DIRECTION - Look for "name" in each line of the entries, and return the matching lines.

RAW RECORDS -
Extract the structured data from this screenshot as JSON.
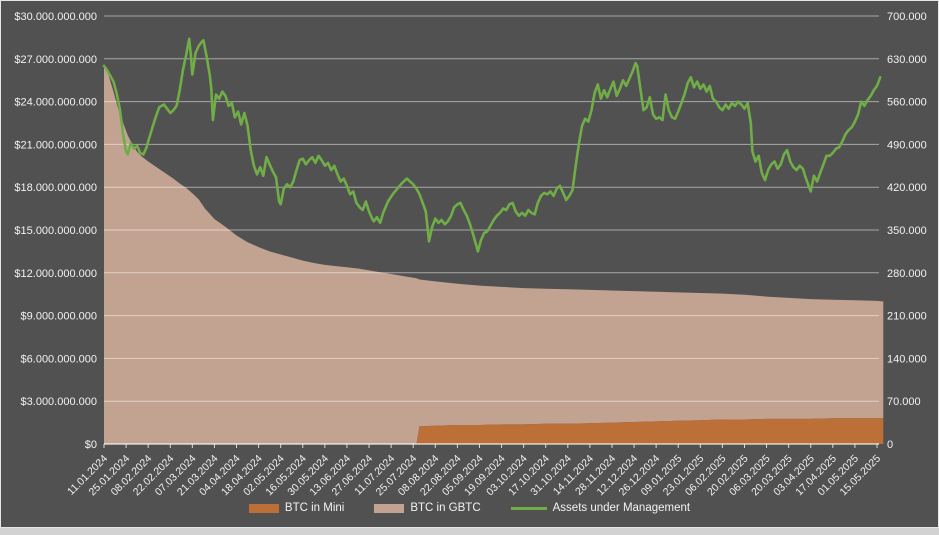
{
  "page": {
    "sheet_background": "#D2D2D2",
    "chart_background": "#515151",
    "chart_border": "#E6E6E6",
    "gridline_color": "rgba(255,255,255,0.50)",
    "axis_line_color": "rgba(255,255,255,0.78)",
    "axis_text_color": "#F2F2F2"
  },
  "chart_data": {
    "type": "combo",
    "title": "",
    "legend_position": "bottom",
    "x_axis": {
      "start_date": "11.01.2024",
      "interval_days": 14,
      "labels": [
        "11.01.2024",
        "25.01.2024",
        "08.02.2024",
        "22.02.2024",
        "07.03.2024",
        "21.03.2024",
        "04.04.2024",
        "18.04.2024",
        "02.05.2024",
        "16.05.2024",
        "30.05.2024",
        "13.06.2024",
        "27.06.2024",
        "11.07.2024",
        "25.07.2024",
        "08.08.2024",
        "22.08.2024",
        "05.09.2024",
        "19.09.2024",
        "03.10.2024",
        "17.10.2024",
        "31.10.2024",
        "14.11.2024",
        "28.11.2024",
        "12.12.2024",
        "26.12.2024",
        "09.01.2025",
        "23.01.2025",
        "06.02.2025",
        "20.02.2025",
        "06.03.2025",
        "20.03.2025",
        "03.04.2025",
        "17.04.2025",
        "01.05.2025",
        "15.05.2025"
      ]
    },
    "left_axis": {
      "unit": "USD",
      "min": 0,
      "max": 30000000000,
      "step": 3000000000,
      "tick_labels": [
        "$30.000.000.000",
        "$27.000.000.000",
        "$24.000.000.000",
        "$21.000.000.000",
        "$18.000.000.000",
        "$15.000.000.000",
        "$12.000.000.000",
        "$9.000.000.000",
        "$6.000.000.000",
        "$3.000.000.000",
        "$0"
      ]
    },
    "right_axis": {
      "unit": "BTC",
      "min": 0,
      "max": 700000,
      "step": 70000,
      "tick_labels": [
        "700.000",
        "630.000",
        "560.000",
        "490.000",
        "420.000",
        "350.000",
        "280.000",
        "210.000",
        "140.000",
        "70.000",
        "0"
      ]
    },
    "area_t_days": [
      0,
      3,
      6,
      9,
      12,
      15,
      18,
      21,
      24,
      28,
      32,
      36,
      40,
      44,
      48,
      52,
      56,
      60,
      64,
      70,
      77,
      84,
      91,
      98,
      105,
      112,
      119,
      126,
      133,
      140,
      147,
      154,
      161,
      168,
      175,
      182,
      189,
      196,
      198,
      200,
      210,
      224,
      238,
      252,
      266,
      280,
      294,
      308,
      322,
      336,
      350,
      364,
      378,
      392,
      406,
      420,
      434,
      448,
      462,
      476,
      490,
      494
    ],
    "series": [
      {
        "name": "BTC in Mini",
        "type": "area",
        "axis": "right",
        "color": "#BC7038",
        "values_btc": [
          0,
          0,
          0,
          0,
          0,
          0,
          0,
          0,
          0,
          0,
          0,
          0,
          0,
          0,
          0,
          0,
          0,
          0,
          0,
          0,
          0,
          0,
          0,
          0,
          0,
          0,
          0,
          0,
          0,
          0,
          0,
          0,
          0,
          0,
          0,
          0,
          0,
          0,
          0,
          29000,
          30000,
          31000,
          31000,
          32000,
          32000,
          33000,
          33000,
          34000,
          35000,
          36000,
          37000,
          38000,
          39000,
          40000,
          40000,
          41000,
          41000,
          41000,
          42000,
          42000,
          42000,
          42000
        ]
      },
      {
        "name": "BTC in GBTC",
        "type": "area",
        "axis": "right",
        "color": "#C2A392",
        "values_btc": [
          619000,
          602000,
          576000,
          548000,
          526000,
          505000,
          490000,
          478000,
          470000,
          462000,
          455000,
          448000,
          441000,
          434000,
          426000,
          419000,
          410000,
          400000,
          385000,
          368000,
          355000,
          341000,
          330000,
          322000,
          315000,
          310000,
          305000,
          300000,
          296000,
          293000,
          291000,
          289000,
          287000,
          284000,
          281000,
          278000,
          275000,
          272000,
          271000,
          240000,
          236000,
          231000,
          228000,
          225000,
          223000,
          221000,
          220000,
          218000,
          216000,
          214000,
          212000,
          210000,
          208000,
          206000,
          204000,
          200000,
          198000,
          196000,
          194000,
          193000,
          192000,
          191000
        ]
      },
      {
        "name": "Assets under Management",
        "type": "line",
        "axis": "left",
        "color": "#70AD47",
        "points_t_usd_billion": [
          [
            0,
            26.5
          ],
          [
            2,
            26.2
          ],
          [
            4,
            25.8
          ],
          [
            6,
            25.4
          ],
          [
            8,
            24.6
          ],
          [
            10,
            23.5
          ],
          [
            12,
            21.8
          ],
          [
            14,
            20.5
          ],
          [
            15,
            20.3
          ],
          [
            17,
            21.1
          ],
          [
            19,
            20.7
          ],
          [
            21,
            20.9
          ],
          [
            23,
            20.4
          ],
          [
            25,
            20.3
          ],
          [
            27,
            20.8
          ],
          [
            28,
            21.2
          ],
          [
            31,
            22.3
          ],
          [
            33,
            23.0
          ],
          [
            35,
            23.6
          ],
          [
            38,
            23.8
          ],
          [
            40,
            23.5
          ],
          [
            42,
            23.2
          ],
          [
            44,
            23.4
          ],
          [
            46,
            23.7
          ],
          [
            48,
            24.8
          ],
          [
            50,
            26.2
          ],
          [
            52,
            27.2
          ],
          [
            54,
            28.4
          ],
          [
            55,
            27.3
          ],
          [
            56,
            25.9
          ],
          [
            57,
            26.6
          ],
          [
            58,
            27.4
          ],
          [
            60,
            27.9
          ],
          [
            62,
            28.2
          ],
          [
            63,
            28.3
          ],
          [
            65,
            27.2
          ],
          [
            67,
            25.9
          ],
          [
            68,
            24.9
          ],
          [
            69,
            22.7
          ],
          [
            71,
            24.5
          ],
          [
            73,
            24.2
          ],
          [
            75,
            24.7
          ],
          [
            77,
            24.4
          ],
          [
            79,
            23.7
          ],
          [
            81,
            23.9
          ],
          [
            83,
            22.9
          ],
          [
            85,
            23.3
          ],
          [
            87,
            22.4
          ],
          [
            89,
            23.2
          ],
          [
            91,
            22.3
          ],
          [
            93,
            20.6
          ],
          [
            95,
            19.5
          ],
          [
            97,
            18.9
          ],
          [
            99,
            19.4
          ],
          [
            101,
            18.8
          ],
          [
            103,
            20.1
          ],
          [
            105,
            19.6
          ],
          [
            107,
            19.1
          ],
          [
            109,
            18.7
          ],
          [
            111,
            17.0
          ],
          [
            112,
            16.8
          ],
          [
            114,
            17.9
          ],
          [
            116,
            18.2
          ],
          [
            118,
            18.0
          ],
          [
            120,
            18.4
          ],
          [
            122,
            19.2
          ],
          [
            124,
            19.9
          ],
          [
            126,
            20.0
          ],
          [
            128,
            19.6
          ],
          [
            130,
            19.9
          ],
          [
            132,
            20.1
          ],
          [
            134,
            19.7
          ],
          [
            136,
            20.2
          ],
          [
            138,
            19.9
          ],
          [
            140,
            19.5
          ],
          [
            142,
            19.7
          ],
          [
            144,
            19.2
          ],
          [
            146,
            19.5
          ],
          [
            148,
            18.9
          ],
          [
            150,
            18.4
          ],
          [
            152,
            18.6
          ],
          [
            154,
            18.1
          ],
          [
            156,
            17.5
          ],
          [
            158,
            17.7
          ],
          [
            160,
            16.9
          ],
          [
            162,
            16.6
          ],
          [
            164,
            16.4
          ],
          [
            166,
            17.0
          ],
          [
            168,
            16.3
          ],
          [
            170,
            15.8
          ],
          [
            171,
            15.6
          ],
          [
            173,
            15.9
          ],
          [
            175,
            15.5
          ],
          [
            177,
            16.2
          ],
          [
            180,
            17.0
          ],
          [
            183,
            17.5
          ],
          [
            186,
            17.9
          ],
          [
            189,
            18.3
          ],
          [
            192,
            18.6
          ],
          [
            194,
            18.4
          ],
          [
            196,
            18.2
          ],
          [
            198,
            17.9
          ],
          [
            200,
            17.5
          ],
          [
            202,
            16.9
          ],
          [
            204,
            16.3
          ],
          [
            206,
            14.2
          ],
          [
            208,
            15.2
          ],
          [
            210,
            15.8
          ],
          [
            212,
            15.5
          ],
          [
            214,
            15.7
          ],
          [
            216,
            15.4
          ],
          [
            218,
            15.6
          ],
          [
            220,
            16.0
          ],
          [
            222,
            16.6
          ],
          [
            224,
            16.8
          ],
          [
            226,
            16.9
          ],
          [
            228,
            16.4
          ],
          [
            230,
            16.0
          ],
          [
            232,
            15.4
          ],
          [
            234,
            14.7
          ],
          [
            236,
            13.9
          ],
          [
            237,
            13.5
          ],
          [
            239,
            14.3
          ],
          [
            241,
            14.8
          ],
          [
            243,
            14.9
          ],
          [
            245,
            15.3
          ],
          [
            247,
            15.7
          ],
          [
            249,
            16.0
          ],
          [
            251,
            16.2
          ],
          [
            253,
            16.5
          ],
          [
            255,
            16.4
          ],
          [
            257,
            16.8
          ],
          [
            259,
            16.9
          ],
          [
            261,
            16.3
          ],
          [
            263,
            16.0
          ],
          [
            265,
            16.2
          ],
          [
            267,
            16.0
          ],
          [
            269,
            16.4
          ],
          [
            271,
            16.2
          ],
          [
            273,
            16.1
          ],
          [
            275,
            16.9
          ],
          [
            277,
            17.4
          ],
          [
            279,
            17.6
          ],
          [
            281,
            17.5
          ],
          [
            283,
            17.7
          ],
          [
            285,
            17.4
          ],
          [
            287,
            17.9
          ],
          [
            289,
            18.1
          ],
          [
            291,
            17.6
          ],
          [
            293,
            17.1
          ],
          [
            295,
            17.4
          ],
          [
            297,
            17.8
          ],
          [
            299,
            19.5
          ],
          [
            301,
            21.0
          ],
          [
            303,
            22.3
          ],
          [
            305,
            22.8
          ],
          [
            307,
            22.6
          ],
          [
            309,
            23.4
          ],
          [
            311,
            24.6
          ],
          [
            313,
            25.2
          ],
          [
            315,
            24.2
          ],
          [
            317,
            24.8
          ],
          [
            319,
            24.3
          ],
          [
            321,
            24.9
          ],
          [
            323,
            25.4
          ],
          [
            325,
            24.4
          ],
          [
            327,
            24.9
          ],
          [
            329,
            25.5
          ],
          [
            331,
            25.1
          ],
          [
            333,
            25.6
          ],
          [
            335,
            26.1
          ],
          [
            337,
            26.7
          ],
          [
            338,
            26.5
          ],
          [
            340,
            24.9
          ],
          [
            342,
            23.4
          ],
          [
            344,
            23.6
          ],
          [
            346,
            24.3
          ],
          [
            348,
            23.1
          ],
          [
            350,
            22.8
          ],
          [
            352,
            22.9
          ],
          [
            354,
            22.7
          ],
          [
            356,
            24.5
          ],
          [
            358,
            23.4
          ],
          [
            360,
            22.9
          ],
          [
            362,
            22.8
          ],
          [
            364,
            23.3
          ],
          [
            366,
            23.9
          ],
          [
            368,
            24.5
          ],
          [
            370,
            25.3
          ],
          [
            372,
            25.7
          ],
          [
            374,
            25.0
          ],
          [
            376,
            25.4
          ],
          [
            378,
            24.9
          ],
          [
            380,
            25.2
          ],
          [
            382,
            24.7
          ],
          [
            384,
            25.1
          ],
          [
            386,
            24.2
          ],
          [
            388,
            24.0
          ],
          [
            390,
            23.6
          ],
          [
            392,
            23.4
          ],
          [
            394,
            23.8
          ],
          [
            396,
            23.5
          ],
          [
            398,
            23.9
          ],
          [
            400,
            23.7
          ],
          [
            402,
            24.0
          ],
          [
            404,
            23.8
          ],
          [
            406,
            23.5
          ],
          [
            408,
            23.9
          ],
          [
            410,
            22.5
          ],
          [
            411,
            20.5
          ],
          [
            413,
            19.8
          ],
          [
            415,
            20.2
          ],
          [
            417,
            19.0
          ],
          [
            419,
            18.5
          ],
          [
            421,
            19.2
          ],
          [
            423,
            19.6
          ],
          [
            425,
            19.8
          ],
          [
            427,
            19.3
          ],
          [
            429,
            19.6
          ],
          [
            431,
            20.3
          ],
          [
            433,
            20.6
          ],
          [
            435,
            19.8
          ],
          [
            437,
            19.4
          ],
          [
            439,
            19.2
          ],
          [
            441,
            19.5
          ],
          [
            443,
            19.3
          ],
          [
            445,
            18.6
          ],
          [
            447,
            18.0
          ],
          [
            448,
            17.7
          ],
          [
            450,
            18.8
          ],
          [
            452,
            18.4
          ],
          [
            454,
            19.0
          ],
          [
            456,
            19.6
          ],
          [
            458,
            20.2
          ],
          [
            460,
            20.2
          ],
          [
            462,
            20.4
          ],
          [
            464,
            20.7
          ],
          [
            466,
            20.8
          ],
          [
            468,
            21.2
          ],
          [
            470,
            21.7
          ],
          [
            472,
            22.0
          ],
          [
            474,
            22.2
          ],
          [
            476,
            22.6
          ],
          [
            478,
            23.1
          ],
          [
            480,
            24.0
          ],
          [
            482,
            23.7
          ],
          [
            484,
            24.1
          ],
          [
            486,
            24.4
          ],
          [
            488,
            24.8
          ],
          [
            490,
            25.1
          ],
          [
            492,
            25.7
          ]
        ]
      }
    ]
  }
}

OUTPUT OF THE EXERCISE -
        "name": "BTC in Mini",
        "name": "BTC in GBTC",
        "name": "Assets under Management",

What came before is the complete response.